● **Exercise aim**
Copy out all of the material exactly.

● **Data records**
□ □ □ □ □
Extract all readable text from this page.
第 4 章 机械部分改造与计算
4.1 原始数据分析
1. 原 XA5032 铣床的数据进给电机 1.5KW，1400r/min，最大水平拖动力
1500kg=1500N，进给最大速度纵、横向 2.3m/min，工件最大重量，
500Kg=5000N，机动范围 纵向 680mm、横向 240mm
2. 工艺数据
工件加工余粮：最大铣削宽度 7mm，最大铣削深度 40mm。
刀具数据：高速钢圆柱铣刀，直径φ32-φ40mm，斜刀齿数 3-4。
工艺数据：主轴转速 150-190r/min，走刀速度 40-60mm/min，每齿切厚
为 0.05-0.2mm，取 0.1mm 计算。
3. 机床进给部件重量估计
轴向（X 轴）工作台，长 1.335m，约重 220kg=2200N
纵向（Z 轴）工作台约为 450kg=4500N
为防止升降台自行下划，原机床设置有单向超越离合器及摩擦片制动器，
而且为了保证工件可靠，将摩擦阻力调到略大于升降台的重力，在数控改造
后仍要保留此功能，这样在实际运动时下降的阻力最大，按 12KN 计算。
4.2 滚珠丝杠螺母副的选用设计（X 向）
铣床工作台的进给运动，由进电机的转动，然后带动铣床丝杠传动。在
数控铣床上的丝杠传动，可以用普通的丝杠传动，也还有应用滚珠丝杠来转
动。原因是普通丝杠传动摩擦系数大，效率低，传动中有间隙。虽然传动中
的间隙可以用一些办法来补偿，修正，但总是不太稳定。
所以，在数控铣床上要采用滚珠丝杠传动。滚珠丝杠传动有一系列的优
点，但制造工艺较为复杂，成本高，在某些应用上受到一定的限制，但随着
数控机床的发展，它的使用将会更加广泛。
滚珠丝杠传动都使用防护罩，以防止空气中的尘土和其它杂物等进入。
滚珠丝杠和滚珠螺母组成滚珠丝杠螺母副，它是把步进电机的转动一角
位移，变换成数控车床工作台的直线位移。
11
□ □ □ □ □
● **Reply**
Extract all readable text from this page.
第 4 章 机械部分改造与计算
4.1 原始数据分析
1. 原 XA5032 铣床的数据进给电机 1.5KW，1400r/min，最大水平拖动力
1500kg=1500N，进给最大速度纵、横向 2.3m/min，工件最大重量，
500Kg=5000N，机动范围 纵向 680mm、横向 240mm
2. 工艺数据
工件加工余粮：最大铣削宽度 7mm，最大铣削深度 40mm。
刀具数据：高速钢圆柱铣刀，直径φ32-φ40mm，斜刀齿数 3-4。
工艺数据：主轴转速 150-190r/min，走刀速度 40-60mm/min，每齿切厚
为 0.05-0.2mm，取 0.1mm 计算。
3. 机床进给部件重量估计
轴向（X 轴）工作台，长 1.335m，约重 220kg=2200N
纵向（Z 轴）工作台约为 450kg=4500N
为防止升降台自行下划，原机床设置有单向超越离合器及摩擦片制动器，
而且为了保证工件可靠，将摩擦阻力调到略大于升降台的重力，在数控改造
后仍要保留此功能，这样在实际运动时下降的阻力最大，按 12KN 计算。
4.2 滚珠丝杠螺母副的选用设计（X 向）
铣床工作台的进给运动，由进电机的转动，然后带动铣床丝杠传动。在
数控铣床上的丝杠传动，可以用普通的丝杠传动，也还有应用滚珠丝杠来转
动。原因是普通丝杠传动摩擦系数大，效率低，传动中有间隙。虽然传动中
的间隙可以用一些办法来补偿，修正，但总是不太稳定。
所以，在数控铣床上要采用滚珠丝杠传动。滚珠丝杠传动有一系列的优
点，但制造工艺较为复杂，成本高，在某些应用上受到一定的限制，但随着
数控机床的发展，它的使用将会更加广泛。
滚珠丝杠传动都使用防护罩，以防止空气中的尘土和其它杂物等进入。
滚珠丝杠和滚珠螺母组成滚珠丝杠螺母副，它是把步进电机的转动一角
位移，变换成数控车床工作台的直线位移。
11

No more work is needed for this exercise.